**** Supplied information ****

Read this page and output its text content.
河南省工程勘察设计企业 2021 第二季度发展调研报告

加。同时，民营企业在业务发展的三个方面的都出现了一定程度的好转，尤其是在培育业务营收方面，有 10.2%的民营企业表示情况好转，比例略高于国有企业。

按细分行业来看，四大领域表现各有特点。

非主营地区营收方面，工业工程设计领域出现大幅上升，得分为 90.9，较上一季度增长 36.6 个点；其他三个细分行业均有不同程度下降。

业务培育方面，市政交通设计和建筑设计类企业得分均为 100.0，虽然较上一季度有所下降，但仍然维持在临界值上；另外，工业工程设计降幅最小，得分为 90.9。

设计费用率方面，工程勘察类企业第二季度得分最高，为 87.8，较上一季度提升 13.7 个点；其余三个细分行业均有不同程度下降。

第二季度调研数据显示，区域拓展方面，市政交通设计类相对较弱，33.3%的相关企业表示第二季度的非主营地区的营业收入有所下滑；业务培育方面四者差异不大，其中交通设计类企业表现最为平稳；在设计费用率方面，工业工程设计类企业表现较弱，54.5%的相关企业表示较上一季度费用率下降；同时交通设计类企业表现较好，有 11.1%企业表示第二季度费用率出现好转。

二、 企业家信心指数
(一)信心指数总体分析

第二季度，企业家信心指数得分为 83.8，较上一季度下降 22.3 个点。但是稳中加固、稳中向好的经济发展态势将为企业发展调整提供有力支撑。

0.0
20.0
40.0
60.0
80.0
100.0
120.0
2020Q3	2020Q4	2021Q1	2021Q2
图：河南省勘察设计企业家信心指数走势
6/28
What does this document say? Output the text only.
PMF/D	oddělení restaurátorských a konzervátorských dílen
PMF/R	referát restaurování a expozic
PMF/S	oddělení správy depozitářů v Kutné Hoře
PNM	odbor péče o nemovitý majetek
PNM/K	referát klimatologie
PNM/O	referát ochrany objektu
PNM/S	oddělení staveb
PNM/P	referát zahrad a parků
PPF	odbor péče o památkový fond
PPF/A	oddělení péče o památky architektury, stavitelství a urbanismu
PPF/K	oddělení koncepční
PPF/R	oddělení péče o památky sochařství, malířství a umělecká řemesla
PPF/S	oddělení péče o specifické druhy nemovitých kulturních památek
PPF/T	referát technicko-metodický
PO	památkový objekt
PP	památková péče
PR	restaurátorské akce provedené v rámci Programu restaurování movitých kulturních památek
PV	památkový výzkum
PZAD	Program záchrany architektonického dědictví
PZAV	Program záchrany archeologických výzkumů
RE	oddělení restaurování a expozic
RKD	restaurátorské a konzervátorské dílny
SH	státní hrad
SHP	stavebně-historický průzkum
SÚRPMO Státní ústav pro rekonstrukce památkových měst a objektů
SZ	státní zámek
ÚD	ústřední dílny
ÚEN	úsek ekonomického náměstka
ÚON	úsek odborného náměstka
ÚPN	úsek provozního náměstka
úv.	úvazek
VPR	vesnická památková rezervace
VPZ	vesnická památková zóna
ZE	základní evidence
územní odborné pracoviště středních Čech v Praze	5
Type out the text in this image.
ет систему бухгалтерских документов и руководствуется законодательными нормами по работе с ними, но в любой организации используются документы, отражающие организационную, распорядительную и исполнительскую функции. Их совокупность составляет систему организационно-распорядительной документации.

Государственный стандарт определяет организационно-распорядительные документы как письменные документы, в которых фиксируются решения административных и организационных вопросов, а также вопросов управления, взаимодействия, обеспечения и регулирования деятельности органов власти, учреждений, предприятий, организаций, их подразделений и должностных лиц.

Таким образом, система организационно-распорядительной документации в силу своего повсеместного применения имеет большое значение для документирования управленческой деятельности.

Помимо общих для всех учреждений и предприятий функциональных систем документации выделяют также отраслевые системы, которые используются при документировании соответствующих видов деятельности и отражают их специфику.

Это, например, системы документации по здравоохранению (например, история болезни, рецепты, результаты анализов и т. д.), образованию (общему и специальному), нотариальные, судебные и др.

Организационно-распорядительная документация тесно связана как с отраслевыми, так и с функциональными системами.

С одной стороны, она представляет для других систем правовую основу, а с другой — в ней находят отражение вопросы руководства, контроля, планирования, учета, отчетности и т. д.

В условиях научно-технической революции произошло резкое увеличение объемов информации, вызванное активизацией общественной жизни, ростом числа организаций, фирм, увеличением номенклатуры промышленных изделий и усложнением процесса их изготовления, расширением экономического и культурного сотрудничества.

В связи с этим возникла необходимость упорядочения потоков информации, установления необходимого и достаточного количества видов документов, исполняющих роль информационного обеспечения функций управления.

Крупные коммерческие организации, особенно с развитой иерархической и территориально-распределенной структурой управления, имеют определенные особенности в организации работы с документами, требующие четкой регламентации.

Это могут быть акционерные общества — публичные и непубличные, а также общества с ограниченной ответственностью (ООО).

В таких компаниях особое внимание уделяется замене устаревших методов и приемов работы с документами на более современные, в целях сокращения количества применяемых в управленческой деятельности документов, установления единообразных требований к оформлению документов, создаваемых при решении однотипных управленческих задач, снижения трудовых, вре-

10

****

Review the material and copy each line in which the word "dílny" appears.

▶ **Solution for this exercise**
RKD	restaurátorské a konzervátorské dílny
ÚD	ústřední dílny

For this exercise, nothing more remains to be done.